Problem: Below are records; count the lines that contain "after" and give only the total.

Records supplied:

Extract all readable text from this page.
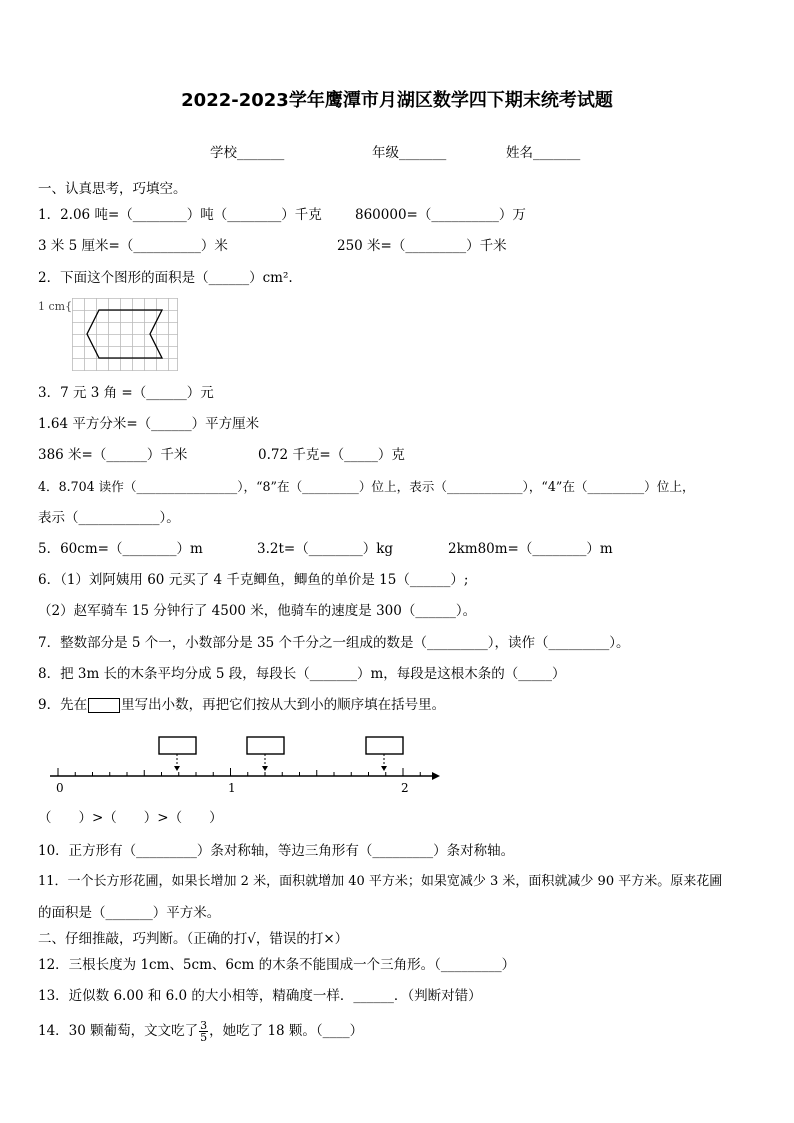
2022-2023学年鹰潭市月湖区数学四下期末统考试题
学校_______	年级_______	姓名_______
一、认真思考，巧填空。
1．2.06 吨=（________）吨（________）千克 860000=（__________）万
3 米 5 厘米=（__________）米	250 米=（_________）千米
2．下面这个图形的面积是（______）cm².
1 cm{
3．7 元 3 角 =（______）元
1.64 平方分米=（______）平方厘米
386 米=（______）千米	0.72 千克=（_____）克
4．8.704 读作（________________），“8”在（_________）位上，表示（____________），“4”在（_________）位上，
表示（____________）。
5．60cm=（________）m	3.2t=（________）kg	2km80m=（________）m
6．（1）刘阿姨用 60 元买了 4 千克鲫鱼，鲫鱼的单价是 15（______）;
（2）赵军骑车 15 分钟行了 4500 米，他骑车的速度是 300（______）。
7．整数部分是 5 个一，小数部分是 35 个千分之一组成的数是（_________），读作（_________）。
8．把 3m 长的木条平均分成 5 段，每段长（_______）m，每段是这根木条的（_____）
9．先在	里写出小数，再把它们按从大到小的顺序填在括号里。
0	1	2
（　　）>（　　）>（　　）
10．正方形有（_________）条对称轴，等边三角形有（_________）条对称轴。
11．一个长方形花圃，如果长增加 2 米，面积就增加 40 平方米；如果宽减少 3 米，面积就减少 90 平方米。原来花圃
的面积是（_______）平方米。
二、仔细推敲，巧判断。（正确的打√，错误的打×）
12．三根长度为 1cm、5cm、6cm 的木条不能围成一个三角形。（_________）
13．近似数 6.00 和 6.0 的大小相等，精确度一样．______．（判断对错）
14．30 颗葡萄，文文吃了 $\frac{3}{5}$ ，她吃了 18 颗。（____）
==
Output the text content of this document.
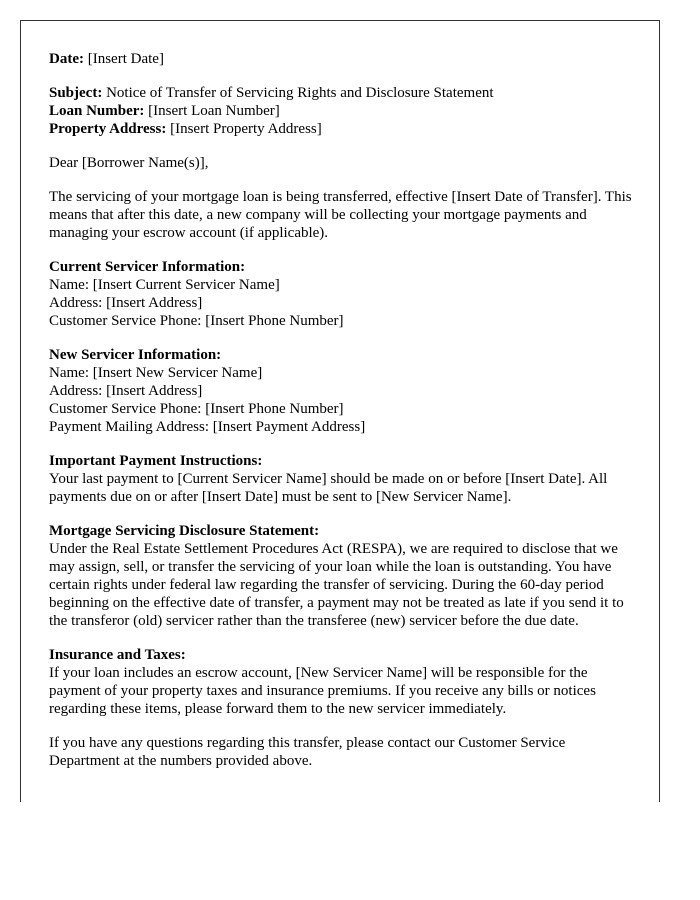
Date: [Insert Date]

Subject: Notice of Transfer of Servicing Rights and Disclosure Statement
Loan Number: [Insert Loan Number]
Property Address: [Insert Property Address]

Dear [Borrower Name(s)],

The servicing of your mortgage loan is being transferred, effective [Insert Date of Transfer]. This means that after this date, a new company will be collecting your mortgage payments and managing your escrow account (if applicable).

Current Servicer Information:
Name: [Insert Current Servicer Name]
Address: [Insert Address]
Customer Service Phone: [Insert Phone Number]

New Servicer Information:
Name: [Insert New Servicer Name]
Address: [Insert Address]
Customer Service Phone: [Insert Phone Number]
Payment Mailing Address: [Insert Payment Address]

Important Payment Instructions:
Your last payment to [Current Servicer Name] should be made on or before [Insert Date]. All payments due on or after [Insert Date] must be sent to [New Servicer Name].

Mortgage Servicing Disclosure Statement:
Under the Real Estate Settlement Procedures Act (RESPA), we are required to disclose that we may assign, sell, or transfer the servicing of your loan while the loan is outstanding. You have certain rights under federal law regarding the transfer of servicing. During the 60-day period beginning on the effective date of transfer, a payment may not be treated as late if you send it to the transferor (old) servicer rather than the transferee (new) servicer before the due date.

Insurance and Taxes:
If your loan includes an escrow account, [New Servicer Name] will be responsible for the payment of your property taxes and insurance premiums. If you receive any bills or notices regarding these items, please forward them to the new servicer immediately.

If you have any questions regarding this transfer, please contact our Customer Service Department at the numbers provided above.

Answer in full: 2